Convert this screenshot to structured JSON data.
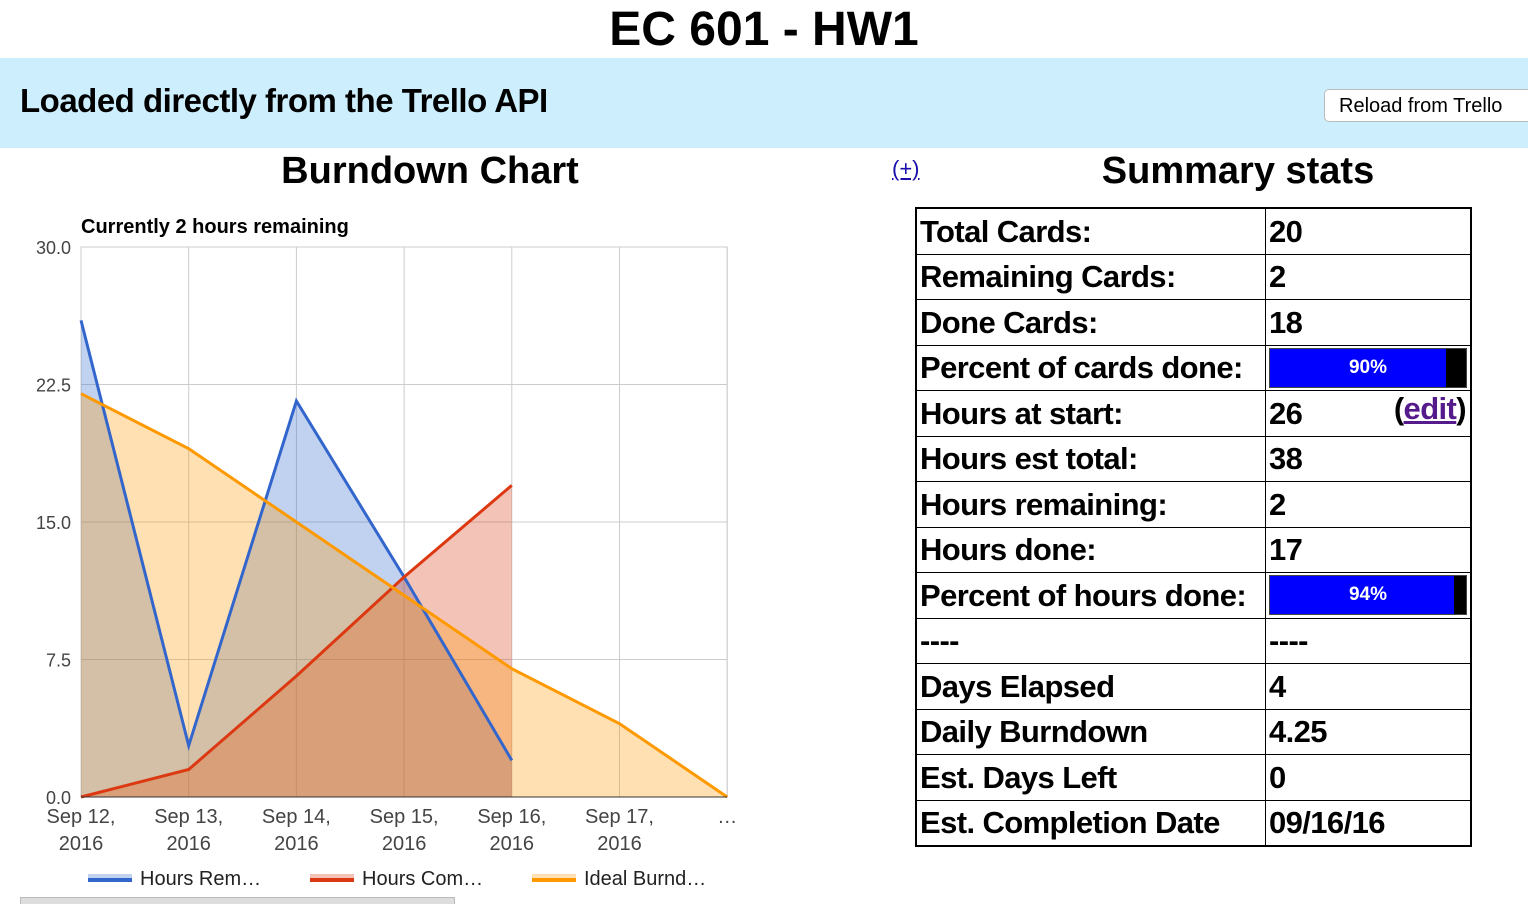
{
  "header": {
    "title": "EC 601 - HW1",
    "banner": "Loaded directly from the Trello API",
    "reload_button": "Reload from Trello"
  },
  "chart_data": {
    "type": "area",
    "title": "Burndown Chart",
    "subtitle": "Currently 2 hours remaining",
    "categories": [
      "Sep 12, 2016",
      "Sep 13, 2016",
      "Sep 14, 2016",
      "Sep 15, 2016",
      "Sep 16, 2016",
      "Sep 17, 2016",
      "…"
    ],
    "series": [
      {
        "name": "Hours Rem…",
        "color": "#3366cc",
        "values": [
          26,
          2.8,
          21.6,
          12,
          2,
          null,
          null
        ]
      },
      {
        "name": "Hours Com…",
        "color": "#dc3912",
        "values": [
          0,
          1.5,
          6.6,
          12,
          17,
          null,
          null
        ]
      },
      {
        "name": "Ideal Burnd…",
        "color": "#ff9900",
        "values": [
          22,
          19,
          15,
          11,
          7,
          4,
          0
        ]
      }
    ],
    "ylim": [
      0,
      30
    ],
    "yticks": [
      {
        "value": 0,
        "label": "0.0"
      },
      {
        "value": 7.5,
        "label": "7.5"
      },
      {
        "value": 15,
        "label": "15.0"
      },
      {
        "value": 22.5,
        "label": "22.5"
      },
      {
        "value": 30,
        "label": "30.0"
      }
    ],
    "grid": true,
    "legend": "bottom"
  },
  "expand_link": "(+)",
  "stats": {
    "title": "Summary stats",
    "rows": [
      {
        "label": "Total Cards:",
        "value": "20"
      },
      {
        "label": "Remaining Cards:",
        "value": "2"
      },
      {
        "label": "Done Cards:",
        "value": "18"
      },
      {
        "label": "Percent of cards done:",
        "progress": 90,
        "progress_label": "90%"
      },
      {
        "label": "Hours at start:",
        "value": "26",
        "edit_before": "(",
        "edit": "edit",
        "edit_after": ")"
      },
      {
        "label": "Hours est total:",
        "value": "38"
      },
      {
        "label": "Hours remaining:",
        "value": "2"
      },
      {
        "label": "Hours done:",
        "value": "17"
      },
      {
        "label": "Percent of hours done:",
        "progress": 94,
        "progress_label": "94%"
      },
      {
        "label": "----",
        "value": "----"
      },
      {
        "label": "Days Elapsed",
        "value": "4"
      },
      {
        "label": "Daily Burndown",
        "value": "4.25"
      },
      {
        "label": "Est. Days Left",
        "value": "0"
      },
      {
        "label": "Est. Completion Date",
        "value": "09/16/16"
      }
    ]
  }
}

*Objective:*
Pictures stay out; repeat all the rest of the records exactly.

*Answer to the exercise:*
Convert this screenshot to structured JSON data.
{
  "header": {
    "title": "EC 601 - HW1",
    "banner": "Loaded directly from the Trello API",
    "reload_button": "Reload from Trello"
  },
  "chart_data": {
    "type": "area",
    "title": "Burndown Chart",
    "subtitle": "Currently 2 hours remaining",
    "categories": [
      "Sep 12, 2016",
      "Sep 13, 2016",
      "Sep 14, 2016",
      "Sep 15, 2016",
      "Sep 16, 2016",
      "Sep 17, 2016",
      "…"
    ],
    "series": [
      {
        "name": "Hours Rem…",
        "color": "#3366cc",
        "values": [
          26,
          2.8,
          21.6,
          12,
          2,
          null,
          null
        ]
      },
      {
        "name": "Hours Com…",
        "color": "#dc3912",
        "values": [
          0,
          1.5,
          6.6,
          12,
          17,
          null,
          null
        ]
      },
      {
        "name": "Ideal Burnd…",
        "color": "#ff9900",
        "values": [
          22,
          19,
          15,
          11,
          7,
          4,
          0
        ]
      }
    ],
    "ylim": [
      0,
      30
    ],
    "yticks": [
      {
        "value": 0,
        "label": "0.0"
      },
      {
        "value": 7.5,
        "label": "7.5"
      },
      {
        "value": 15,
        "label": "15.0"
      },
      {
        "value": 22.5,
        "label": "22.5"
      },
      {
        "value": 30,
        "label": "30.0"
      }
    ],
    "grid": true,
    "legend": "bottom"
  },
  "expand_link": "(+)",
  "stats": {
    "title": "Summary stats",
    "rows": [
      {
        "label": "Total Cards:",
        "value": "20"
      },
      {
        "label": "Remaining Cards:",
        "value": "2"
      },
      {
        "label": "Done Cards:",
        "value": "18"
      },
      {
        "label": "Percent of cards done:",
        "progress": 90,
        "progress_label": "90%"
      },
      {
        "label": "Hours at start:",
        "value": "26",
        "edit_before": "(",
        "edit": "edit",
        "edit_after": ")"
      },
      {
        "label": "Hours est total:",
        "value": "38"
      },
      {
        "label": "Hours remaining:",
        "value": "2"
      },
      {
        "label": "Hours done:",
        "value": "17"
      },
      {
        "label": "Percent of hours done:",
        "progress": 94,
        "progress_label": "94%"
      },
      {
        "label": "----",
        "value": "----"
      },
      {
        "label": "Days Elapsed",
        "value": "4"
      },
      {
        "label": "Daily Burndown",
        "value": "4.25"
      },
      {
        "label": "Est. Days Left",
        "value": "0"
      },
      {
        "label": "Est. Completion Date",
        "value": "09/16/16"
      }
    ]
  }
}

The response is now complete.